━━━ DATA RECORDS
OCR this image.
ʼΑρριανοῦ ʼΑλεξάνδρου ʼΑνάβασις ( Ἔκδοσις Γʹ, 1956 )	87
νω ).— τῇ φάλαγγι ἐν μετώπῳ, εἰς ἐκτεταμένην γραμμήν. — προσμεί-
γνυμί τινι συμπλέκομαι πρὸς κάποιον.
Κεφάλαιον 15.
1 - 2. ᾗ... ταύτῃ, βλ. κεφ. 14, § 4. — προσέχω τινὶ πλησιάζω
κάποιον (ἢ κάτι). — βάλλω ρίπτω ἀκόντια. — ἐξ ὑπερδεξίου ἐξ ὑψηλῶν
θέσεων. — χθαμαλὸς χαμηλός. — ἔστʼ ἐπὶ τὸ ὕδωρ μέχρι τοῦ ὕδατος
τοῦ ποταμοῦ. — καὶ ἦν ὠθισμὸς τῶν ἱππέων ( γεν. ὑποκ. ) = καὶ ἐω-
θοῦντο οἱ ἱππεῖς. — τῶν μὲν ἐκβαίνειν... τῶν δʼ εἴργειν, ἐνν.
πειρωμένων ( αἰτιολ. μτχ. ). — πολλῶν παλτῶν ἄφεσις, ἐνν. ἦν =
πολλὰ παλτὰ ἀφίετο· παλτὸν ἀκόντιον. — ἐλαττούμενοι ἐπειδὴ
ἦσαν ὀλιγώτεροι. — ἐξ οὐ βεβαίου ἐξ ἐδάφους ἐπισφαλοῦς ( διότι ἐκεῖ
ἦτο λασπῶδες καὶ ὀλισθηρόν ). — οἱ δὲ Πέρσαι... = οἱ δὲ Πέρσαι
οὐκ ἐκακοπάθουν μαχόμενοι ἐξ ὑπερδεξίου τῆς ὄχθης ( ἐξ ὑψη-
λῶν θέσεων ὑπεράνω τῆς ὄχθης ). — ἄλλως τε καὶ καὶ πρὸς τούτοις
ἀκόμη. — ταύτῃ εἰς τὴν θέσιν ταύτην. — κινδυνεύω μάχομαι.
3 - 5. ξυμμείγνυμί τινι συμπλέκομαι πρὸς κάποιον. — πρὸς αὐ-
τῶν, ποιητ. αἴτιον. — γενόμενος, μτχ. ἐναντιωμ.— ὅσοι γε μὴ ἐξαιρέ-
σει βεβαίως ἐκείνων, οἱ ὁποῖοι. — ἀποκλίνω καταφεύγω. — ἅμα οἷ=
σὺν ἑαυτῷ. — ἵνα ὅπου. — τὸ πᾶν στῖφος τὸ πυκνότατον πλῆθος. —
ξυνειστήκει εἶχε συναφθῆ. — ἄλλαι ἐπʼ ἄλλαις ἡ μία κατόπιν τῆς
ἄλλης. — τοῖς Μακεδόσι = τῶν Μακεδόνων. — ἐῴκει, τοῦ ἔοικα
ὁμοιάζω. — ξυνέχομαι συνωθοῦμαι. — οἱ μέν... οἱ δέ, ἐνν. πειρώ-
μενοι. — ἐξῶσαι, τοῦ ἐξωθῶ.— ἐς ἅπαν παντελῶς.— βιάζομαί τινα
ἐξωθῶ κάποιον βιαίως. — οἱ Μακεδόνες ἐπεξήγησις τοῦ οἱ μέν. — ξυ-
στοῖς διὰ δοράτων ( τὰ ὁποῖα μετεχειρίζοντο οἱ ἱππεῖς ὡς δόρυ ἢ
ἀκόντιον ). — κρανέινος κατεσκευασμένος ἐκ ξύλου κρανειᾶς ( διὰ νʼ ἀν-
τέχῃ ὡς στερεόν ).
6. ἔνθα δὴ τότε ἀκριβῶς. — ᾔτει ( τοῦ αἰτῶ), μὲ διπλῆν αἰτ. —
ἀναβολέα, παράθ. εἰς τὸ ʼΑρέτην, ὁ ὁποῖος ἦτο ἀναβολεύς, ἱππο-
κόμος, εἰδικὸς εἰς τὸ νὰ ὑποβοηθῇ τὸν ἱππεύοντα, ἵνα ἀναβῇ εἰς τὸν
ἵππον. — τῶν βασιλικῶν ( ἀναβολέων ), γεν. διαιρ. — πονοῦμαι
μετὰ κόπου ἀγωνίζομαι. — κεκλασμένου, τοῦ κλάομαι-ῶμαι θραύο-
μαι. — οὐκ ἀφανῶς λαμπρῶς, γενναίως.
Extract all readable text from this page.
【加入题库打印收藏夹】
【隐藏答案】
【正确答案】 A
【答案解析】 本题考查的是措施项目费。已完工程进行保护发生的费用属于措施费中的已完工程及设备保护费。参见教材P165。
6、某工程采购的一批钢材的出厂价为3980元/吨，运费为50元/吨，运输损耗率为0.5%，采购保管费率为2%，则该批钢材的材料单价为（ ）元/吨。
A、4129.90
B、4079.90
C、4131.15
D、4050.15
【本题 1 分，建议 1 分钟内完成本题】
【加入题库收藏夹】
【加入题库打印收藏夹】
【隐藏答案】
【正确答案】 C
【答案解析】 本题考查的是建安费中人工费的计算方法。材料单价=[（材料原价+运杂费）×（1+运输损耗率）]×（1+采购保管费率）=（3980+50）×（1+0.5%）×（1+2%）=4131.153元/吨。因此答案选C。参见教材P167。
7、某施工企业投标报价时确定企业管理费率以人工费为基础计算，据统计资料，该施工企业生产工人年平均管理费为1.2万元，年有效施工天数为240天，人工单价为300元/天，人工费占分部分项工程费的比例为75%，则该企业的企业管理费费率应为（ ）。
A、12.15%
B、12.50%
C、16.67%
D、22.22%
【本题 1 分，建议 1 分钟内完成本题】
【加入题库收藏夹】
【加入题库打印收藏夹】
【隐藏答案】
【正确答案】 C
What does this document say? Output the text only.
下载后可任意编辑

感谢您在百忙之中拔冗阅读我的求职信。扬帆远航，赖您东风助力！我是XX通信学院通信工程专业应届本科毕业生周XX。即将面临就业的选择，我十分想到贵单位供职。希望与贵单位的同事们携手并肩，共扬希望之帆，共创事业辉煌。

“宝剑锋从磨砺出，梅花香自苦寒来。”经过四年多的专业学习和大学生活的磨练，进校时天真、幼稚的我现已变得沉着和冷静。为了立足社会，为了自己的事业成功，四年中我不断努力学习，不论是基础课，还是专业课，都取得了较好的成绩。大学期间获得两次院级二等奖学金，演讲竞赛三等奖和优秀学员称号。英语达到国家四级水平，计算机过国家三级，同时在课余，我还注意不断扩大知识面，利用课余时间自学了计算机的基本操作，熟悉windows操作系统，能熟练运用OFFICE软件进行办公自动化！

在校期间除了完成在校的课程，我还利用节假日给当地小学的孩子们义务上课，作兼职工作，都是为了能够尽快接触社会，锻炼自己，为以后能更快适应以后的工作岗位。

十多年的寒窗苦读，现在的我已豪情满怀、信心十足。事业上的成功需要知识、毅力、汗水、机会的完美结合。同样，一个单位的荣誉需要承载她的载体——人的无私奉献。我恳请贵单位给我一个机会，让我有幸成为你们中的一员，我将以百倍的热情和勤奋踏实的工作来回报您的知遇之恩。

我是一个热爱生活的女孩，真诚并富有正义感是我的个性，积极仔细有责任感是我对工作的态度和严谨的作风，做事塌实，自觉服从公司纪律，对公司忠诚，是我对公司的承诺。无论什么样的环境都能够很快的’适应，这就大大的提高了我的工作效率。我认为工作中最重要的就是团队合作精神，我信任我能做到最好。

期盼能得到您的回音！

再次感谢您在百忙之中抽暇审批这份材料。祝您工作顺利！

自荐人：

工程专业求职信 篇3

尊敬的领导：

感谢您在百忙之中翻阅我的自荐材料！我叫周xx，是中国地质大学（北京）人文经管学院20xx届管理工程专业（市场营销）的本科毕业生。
━━━━━━
Find every line in the records above that contains the word "ἱππεῖς", and copy each one.

θοῦντο οἱ ἱππεῖς. — τῶν μὲν ἐκβαίνειν... τῶν δʼ εἴργειν, ἐνν.
στοῖς διὰ δοράτων ( τὰ ὁποῖα μετεχειρίζοντο οἱ ἱππεῖς ὡς δόρυ ἢ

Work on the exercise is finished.